** Opening Supplied material block **
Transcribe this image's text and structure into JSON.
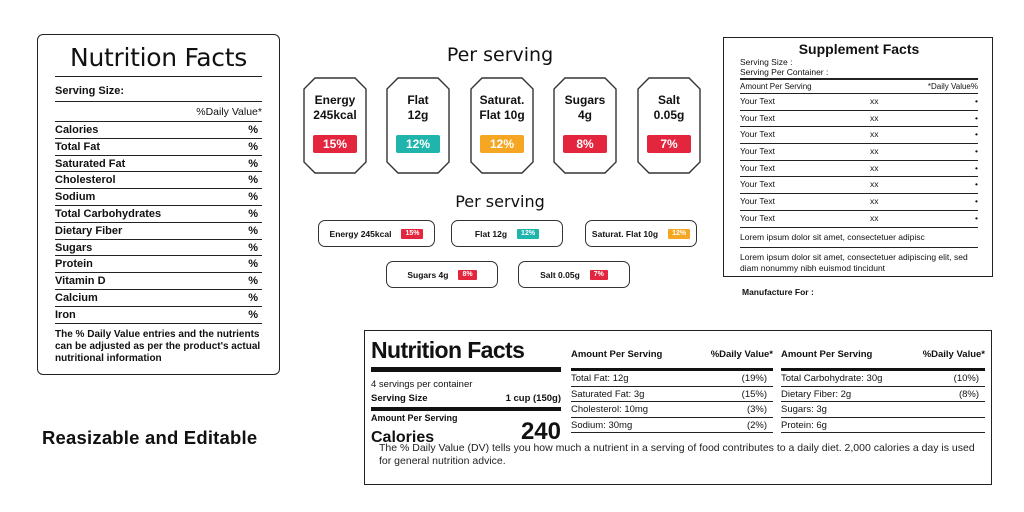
{
  "left_label": {
    "title": "Nutrition Facts",
    "serving_size": "Serving Size:",
    "daily_value_header": "%Daily Value*",
    "rows": [
      {
        "name": "Calories",
        "value": "%"
      },
      {
        "name": "Total Fat",
        "value": "%"
      },
      {
        "name": "Saturated Fat",
        "value": "%"
      },
      {
        "name": "Cholesterol",
        "value": "%"
      },
      {
        "name": "Sodium",
        "value": "%"
      },
      {
        "name": "Total Carbohydrates",
        "value": "%"
      },
      {
        "name": "Dietary Fiber",
        "value": "%"
      },
      {
        "name": "Sugars",
        "value": "%"
      },
      {
        "name": "Protein",
        "value": "%"
      },
      {
        "name": "Vitamin D",
        "value": "%"
      },
      {
        "name": "Calcium",
        "value": "%"
      },
      {
        "name": "Iron",
        "value": "%"
      }
    ],
    "note": "The % Daily Value entries and the nutrients can be adjusted as per the product's actual nutritional information"
  },
  "badges": {
    "heading": "Per serving",
    "items": [
      {
        "line1": "Energy",
        "line2": "245kcal",
        "pct": "15%",
        "color": "#e3263e"
      },
      {
        "line1": "Flat",
        "line2": "12g",
        "pct": "12%",
        "color": "#1fb5ad"
      },
      {
        "line1": "Saturat.",
        "line2": "Flat 10g",
        "pct": "12%",
        "color": "#f5a623"
      },
      {
        "line1": "Sugars",
        "line2": "4g",
        "pct": "8%",
        "color": "#e3263e"
      },
      {
        "line1": "Salt",
        "line2": "0.05g",
        "pct": "7%",
        "color": "#e3263e"
      }
    ]
  },
  "tags": {
    "heading": "Per serving",
    "items": [
      {
        "label": "Energy 245kcal",
        "pct": "15%",
        "color": "#e3263e"
      },
      {
        "label": "Flat 12g",
        "pct": "12%",
        "color": "#1fb5ad"
      },
      {
        "label": "Saturat. Flat 10g",
        "pct": "12%",
        "color": "#f5a623"
      },
      {
        "label": "Sugars 4g",
        "pct": "8%",
        "color": "#e3263e"
      },
      {
        "label": "Salt 0.05g",
        "pct": "7%",
        "color": "#e3263e"
      }
    ]
  },
  "supplement": {
    "title": "Supplement Facts",
    "serving_size": "Serving Size :",
    "servings_per_container": "Serving Per Container :",
    "amount_header": "Amount Per Serving",
    "dv_header": "*Daily Value%",
    "rows": [
      {
        "name": "Your Text",
        "amt": "xx",
        "dot": "•"
      },
      {
        "name": "Your Text",
        "amt": "xx",
        "dot": "•"
      },
      {
        "name": "Your Text",
        "amt": "xx",
        "dot": "•"
      },
      {
        "name": "Your Text",
        "amt": "xx",
        "dot": "•"
      },
      {
        "name": "Your Text",
        "amt": "xx",
        "dot": "•"
      },
      {
        "name": "Your Text",
        "amt": "xx",
        "dot": "•"
      },
      {
        "name": "Your Text",
        "amt": "xx",
        "dot": "•"
      },
      {
        "name": "Your Text",
        "amt": "xx",
        "dot": "•"
      }
    ],
    "lorem1": "Lorem ipsum dolor sit amet, consectetuer adipisc",
    "lorem2": "Lorem ipsum dolor sit amet, consectetuer adipiscing elit, sed diam nonummy nibh euismod tincidunt",
    "manufacture": "Manufacture For :"
  },
  "caption": "Reasizable and Editable",
  "bottom_label": {
    "title": "Nutrition Facts",
    "servings": "4 servings per container",
    "serving_size_label": "Serving Size",
    "serving_size_value": "1 cup (150g)",
    "amount_per_serving": "Amount Per Serving",
    "calories_label": "Calories",
    "calories_value": "240",
    "col2": {
      "head": "Amount Per Serving",
      "dv": "%Daily Value*",
      "rows": [
        {
          "name": "Total Fat: 12g",
          "value": "(19%)"
        },
        {
          "name": "Saturated Fat: 3g",
          "value": "(15%)"
        },
        {
          "name": "Cholesterol: 10mg",
          "value": "(3%)"
        },
        {
          "name": "Sodium: 30mg",
          "value": "(2%)"
        }
      ]
    },
    "col3": {
      "head": "Amount Per Serving",
      "dv": "%Daily Value*",
      "rows": [
        {
          "name": "Total Carbohydrate: 30g",
          "value": "(10%)"
        },
        {
          "name": "Dietary Fiber: 2g",
          "value": "(8%)"
        },
        {
          "name": "Sugars: 3g",
          "value": ""
        },
        {
          "name": "Protein: 6g",
          "value": ""
        }
      ]
    },
    "footnote": "The % Daily Value (DV) tells you how much a nutrient in a serving of food contributes to a daily diet. 2,000 calories a day is used for general nutrition advice."
  }
}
** Closing Supplied material block **
Exercise description = One exact copy of the data, no pictures: write it out line for line.

Final answer =
Transcribe this image's text and structure into JSON.
{
  "left_label": {
    "title": "Nutrition Facts",
    "serving_size": "Serving Size:",
    "daily_value_header": "%Daily Value*",
    "rows": [
      {
        "name": "Calories",
        "value": "%"
      },
      {
        "name": "Total Fat",
        "value": "%"
      },
      {
        "name": "Saturated Fat",
        "value": "%"
      },
      {
        "name": "Cholesterol",
        "value": "%"
      },
      {
        "name": "Sodium",
        "value": "%"
      },
      {
        "name": "Total Carbohydrates",
        "value": "%"
      },
      {
        "name": "Dietary Fiber",
        "value": "%"
      },
      {
        "name": "Sugars",
        "value": "%"
      },
      {
        "name": "Protein",
        "value": "%"
      },
      {
        "name": "Vitamin D",
        "value": "%"
      },
      {
        "name": "Calcium",
        "value": "%"
      },
      {
        "name": "Iron",
        "value": "%"
      }
    ],
    "note": "The % Daily Value entries and the nutrients can be adjusted as per the product's actual nutritional information"
  },
  "badges": {
    "heading": "Per serving",
    "items": [
      {
        "line1": "Energy",
        "line2": "245kcal",
        "pct": "15%",
        "color": "#e3263e"
      },
      {
        "line1": "Flat",
        "line2": "12g",
        "pct": "12%",
        "color": "#1fb5ad"
      },
      {
        "line1": "Saturat.",
        "line2": "Flat 10g",
        "pct": "12%",
        "color": "#f5a623"
      },
      {
        "line1": "Sugars",
        "line2": "4g",
        "pct": "8%",
        "color": "#e3263e"
      },
      {
        "line1": "Salt",
        "line2": "0.05g",
        "pct": "7%",
        "color": "#e3263e"
      }
    ]
  },
  "tags": {
    "heading": "Per serving",
    "items": [
      {
        "label": "Energy 245kcal",
        "pct": "15%",
        "color": "#e3263e"
      },
      {
        "label": "Flat 12g",
        "pct": "12%",
        "color": "#1fb5ad"
      },
      {
        "label": "Saturat. Flat 10g",
        "pct": "12%",
        "color": "#f5a623"
      },
      {
        "label": "Sugars 4g",
        "pct": "8%",
        "color": "#e3263e"
      },
      {
        "label": "Salt 0.05g",
        "pct": "7%",
        "color": "#e3263e"
      }
    ]
  },
  "supplement": {
    "title": "Supplement Facts",
    "serving_size": "Serving Size :",
    "servings_per_container": "Serving Per Container :",
    "amount_header": "Amount Per Serving",
    "dv_header": "*Daily Value%",
    "rows": [
      {
        "name": "Your Text",
        "amt": "xx",
        "dot": "•"
      },
      {
        "name": "Your Text",
        "amt": "xx",
        "dot": "•"
      },
      {
        "name": "Your Text",
        "amt": "xx",
        "dot": "•"
      },
      {
        "name": "Your Text",
        "amt": "xx",
        "dot": "•"
      },
      {
        "name": "Your Text",
        "amt": "xx",
        "dot": "•"
      },
      {
        "name": "Your Text",
        "amt": "xx",
        "dot": "•"
      },
      {
        "name": "Your Text",
        "amt": "xx",
        "dot": "•"
      },
      {
        "name": "Your Text",
        "amt": "xx",
        "dot": "•"
      }
    ],
    "lorem1": "Lorem ipsum dolor sit amet, consectetuer adipisc",
    "lorem2": "Lorem ipsum dolor sit amet, consectetuer adipiscing elit, sed diam nonummy nibh euismod tincidunt",
    "manufacture": "Manufacture For :"
  },
  "caption": "Reasizable and Editable",
  "bottom_label": {
    "title": "Nutrition Facts",
    "servings": "4 servings per container",
    "serving_size_label": "Serving Size",
    "serving_size_value": "1 cup (150g)",
    "amount_per_serving": "Amount Per Serving",
    "calories_label": "Calories",
    "calories_value": "240",
    "col2": {
      "head": "Amount Per Serving",
      "dv": "%Daily Value*",
      "rows": [
        {
          "name": "Total Fat: 12g",
          "value": "(19%)"
        },
        {
          "name": "Saturated Fat: 3g",
          "value": "(15%)"
        },
        {
          "name": "Cholesterol: 10mg",
          "value": "(3%)"
        },
        {
          "name": "Sodium: 30mg",
          "value": "(2%)"
        }
      ]
    },
    "col3": {
      "head": "Amount Per Serving",
      "dv": "%Daily Value*",
      "rows": [
        {
          "name": "Total Carbohydrate: 30g",
          "value": "(10%)"
        },
        {
          "name": "Dietary Fiber: 2g",
          "value": "(8%)"
        },
        {
          "name": "Sugars: 3g",
          "value": ""
        },
        {
          "name": "Protein: 6g",
          "value": ""
        }
      ]
    },
    "footnote": "The % Daily Value (DV) tells you how much a nutrient in a serving of food contributes to a daily diet. 2,000 calories a day is used for general nutrition advice."
  }
}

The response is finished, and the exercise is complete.